▶ **Input for this task**

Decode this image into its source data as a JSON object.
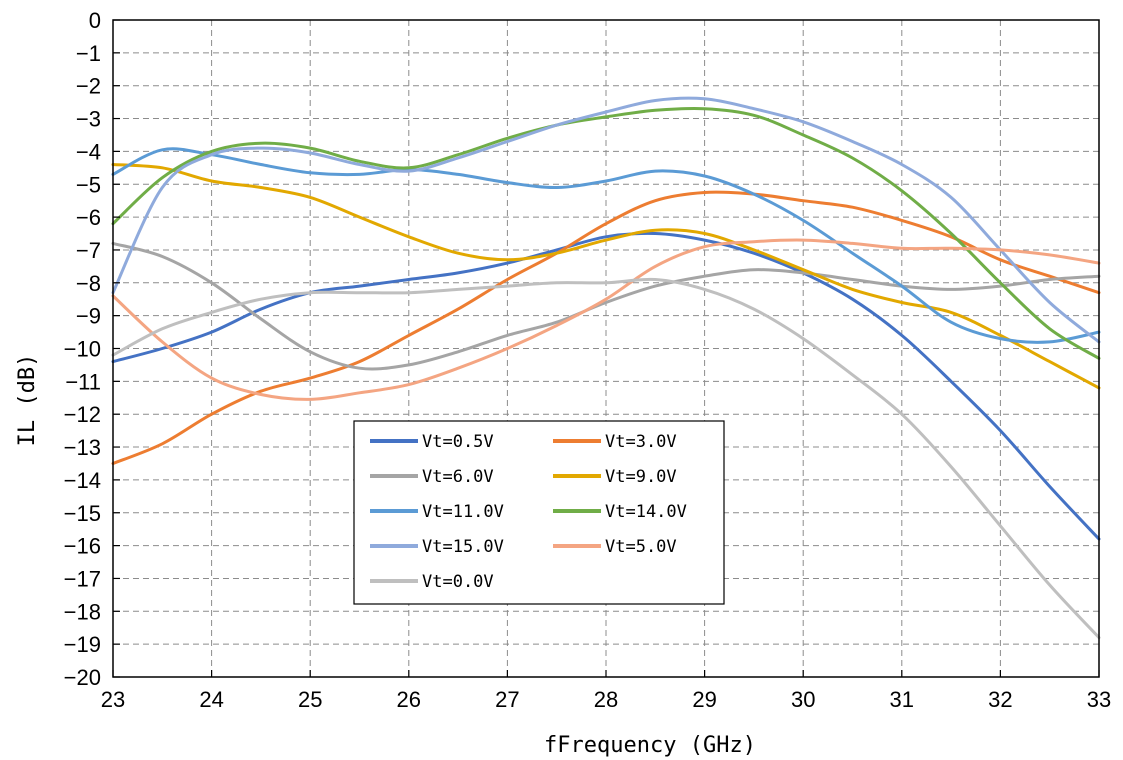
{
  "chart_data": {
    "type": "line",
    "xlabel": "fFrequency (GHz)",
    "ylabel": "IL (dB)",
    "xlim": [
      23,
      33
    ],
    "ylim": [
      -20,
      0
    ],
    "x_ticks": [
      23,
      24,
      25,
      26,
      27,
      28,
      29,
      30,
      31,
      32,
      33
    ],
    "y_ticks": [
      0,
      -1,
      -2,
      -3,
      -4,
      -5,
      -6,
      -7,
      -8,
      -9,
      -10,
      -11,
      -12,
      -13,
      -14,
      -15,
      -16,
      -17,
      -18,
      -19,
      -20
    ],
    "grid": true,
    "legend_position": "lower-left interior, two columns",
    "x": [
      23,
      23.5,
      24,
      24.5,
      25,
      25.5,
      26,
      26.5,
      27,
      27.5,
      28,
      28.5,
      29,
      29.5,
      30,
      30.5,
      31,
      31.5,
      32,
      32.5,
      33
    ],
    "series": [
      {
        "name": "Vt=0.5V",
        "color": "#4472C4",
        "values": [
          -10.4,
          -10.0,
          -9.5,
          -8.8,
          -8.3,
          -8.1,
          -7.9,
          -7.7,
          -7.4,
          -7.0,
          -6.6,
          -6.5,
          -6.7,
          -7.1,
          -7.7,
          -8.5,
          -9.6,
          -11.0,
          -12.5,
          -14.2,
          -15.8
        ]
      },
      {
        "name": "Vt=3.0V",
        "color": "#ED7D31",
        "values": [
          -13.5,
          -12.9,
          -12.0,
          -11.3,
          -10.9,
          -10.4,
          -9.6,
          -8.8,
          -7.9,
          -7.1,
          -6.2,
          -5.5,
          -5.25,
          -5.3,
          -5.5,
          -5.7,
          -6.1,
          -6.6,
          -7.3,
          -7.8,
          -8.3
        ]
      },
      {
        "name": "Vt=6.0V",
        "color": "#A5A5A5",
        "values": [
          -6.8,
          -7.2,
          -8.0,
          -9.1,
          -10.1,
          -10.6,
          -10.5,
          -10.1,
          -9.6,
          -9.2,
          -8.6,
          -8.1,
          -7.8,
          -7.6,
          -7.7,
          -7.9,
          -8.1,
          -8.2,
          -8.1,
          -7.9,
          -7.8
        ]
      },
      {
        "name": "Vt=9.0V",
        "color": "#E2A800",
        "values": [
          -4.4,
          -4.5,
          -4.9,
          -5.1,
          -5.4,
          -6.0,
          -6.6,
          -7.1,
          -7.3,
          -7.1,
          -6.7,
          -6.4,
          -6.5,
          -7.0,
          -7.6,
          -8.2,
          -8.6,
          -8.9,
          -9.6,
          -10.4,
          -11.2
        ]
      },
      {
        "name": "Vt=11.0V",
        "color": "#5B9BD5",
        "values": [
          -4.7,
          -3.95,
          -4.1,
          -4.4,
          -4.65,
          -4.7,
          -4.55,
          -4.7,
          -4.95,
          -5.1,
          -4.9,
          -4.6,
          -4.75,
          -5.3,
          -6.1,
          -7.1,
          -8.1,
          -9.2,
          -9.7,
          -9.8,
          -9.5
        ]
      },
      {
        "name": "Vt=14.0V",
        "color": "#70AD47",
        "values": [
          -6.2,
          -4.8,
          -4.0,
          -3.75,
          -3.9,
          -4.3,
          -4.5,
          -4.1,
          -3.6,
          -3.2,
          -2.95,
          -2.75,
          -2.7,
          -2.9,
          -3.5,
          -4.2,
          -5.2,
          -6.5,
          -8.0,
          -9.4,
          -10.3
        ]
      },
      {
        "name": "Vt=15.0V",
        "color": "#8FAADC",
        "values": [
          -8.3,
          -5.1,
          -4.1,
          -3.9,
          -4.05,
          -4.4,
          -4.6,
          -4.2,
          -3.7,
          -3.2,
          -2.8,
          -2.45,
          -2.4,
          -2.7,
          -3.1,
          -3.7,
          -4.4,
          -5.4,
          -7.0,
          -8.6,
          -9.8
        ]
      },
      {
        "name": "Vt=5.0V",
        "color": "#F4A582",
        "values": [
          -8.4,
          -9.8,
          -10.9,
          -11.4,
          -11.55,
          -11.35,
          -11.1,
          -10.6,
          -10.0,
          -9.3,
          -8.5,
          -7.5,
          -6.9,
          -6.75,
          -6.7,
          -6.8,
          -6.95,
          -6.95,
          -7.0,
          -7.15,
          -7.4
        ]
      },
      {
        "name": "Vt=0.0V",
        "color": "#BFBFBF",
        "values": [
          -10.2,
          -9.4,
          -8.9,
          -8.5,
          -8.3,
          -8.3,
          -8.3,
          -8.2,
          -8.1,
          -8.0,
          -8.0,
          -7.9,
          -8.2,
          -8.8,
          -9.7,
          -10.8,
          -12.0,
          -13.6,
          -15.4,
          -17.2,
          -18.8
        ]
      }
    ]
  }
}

==

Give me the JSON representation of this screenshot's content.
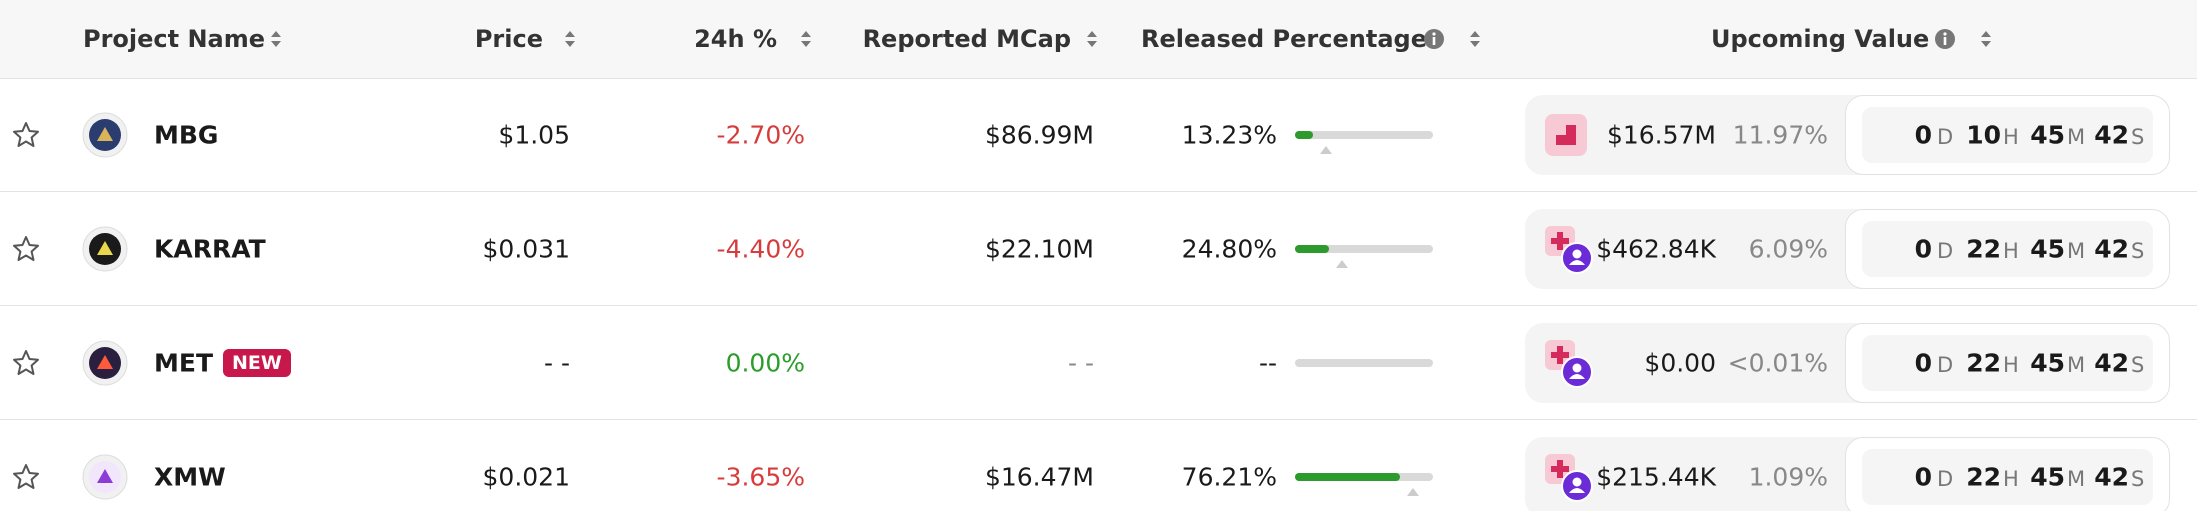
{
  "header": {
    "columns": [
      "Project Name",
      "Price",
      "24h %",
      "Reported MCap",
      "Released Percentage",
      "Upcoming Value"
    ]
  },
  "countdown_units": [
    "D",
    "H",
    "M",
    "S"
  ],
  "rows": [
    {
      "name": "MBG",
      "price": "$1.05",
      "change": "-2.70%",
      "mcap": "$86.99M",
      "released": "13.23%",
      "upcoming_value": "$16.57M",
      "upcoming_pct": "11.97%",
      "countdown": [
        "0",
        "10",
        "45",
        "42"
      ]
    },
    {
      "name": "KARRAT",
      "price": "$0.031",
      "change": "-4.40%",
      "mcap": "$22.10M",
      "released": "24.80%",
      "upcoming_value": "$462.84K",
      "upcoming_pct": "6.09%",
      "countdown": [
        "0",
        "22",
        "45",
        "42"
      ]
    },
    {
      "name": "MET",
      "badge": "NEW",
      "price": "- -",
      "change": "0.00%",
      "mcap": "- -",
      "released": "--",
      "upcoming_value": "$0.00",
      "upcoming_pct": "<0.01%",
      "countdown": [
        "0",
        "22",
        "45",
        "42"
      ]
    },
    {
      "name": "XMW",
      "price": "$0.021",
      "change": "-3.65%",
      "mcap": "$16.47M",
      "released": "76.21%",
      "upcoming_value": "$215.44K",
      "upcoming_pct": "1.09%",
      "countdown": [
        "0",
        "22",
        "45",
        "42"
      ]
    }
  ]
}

--

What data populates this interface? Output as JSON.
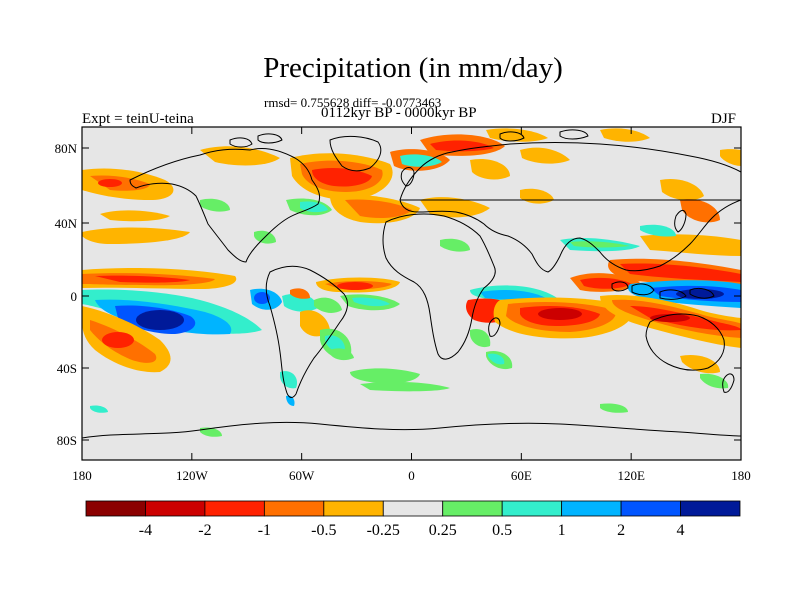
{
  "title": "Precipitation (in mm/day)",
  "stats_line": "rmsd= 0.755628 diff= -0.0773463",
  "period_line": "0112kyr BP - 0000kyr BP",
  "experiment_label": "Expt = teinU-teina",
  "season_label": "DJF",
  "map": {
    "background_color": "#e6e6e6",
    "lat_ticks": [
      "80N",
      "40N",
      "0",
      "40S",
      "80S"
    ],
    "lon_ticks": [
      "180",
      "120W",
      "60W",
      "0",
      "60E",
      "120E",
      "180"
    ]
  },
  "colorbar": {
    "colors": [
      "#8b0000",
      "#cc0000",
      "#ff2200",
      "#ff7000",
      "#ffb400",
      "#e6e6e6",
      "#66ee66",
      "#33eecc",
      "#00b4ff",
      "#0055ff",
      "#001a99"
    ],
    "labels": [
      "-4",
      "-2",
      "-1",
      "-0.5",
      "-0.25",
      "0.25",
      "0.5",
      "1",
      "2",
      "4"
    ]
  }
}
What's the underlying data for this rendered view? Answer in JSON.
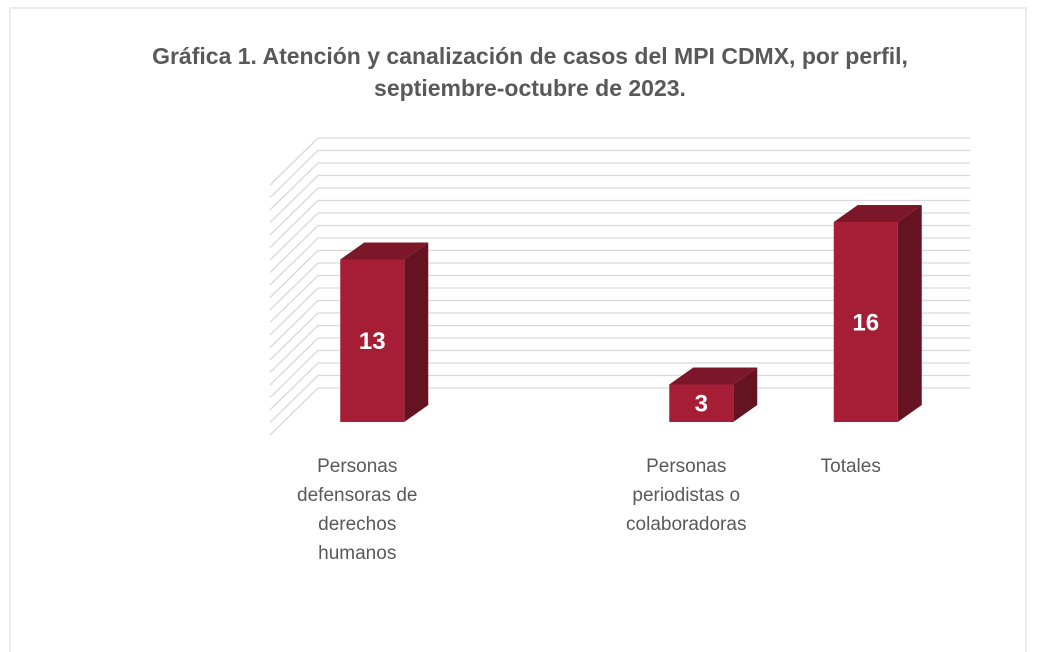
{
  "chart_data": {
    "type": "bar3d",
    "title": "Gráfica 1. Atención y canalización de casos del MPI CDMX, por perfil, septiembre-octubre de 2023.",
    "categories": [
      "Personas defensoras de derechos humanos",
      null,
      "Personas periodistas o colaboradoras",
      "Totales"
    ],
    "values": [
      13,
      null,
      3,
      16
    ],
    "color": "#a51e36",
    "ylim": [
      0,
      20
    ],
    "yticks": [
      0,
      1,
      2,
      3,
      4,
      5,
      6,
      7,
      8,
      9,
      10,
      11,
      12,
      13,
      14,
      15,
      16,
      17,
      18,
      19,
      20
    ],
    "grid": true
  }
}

▶ **What you need to do**
Return all lines containing "columns".

▶ **Task answer**
    "legend_position": "lower-left interior, two columns",
    "columns": [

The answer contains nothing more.